INSTRUCTIONS:
1. Answer these questions about the patch message on model performance, one per line:
(a) What date does the patch carry?
(b) What is the title of the section added to give recommendations?
(c) On what hardware were the models tested?
2. Write the next part of the patch message on model performance, picking up after its final sentence.

SUPPLIED PASSAGE:
From 0c933d3b6e4f3a9e5f500dcfcbc15cf14bb7f2f1 Mon Sep 17 00:00:00 2001
From: Hiten Shah <hnshah@gmail.com>
Date: Tue, 24 Mar 2026 01:42:04 -0700
Subject: [PATCH] docs: Add model performance comparison and selection guide

Adds performance benchmarks and selection guidance to help users choose
the right model for their use case.

- Added performance comparison table with RTF, memory usage, and use cases
- Added 'Which Model Should I Use?' section with clear recommendations
- Included performance notes with testing methodology

Tested all 3 models (nano, micro, mini) on Apple M2 Ultra with
comprehensive benchmarks measuring load time, generation speed (RTF),
and memory usage.

INFORMATION SUPPLIED:
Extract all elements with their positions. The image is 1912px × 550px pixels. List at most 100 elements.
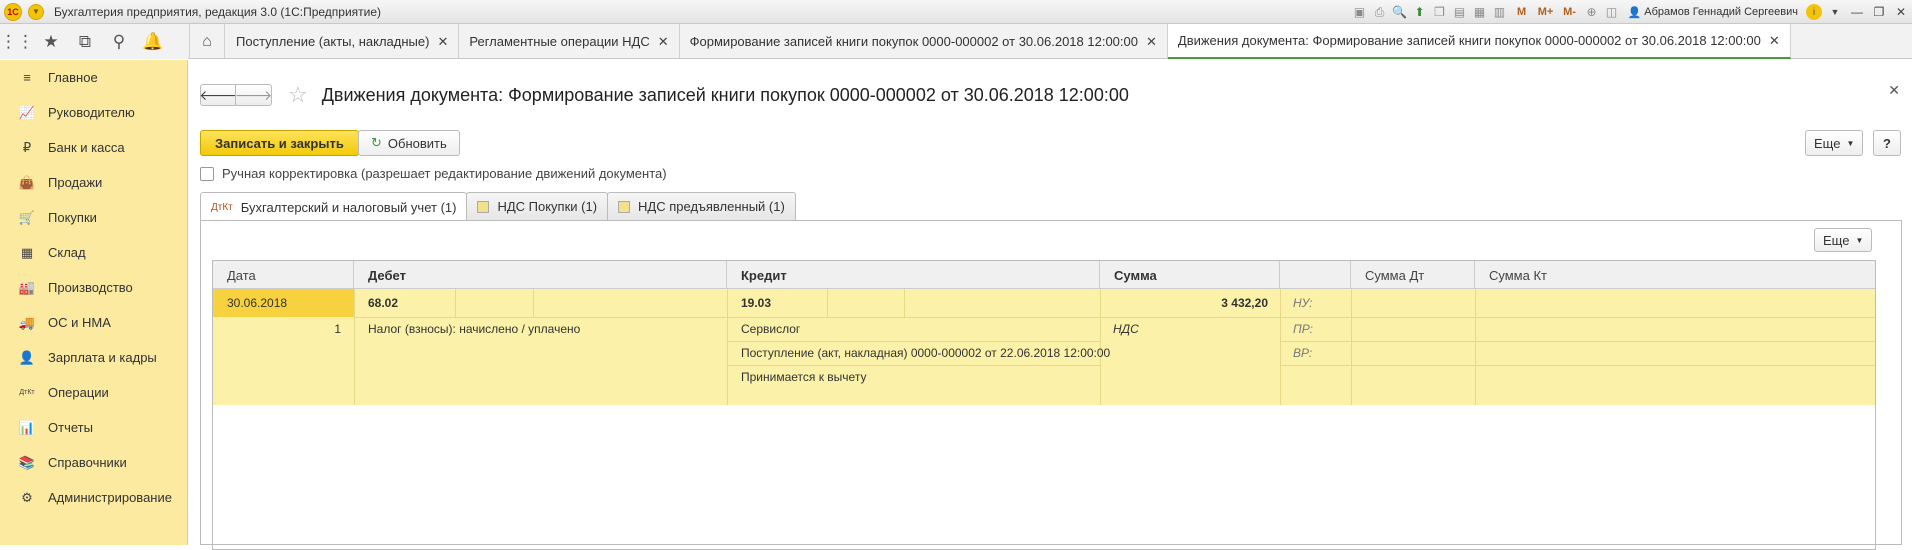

OUTPUTS BY TASK:
1.
(a) Tue, 24 Mar 2026
(b) 'Which Model Should I Use?'
(c) Apple M2 Ultra

2.
Hardware: Mac Studio M2 Ultra, 24 cores, macOS
---
 README.md | 29 +++++++++++++++++++++++++++++
 1 file changed, 29 insertions(+)

diff --git a/README.md b/README.md
index 29a2747..5a3a4b0 100644
--- a/README.md
+++ b/README.md
@@ -52,6 +52,35 @@ Kitten TTS is an open-source, lightweight text-to-speech library built on ONNX.
 
 > **Note:** Some users have reported issues with the `kitten-tts-nano-0.8-int8` model. If you encounter problems, please [open an issue](https://github.com/KittenML/KittenTTS/issues).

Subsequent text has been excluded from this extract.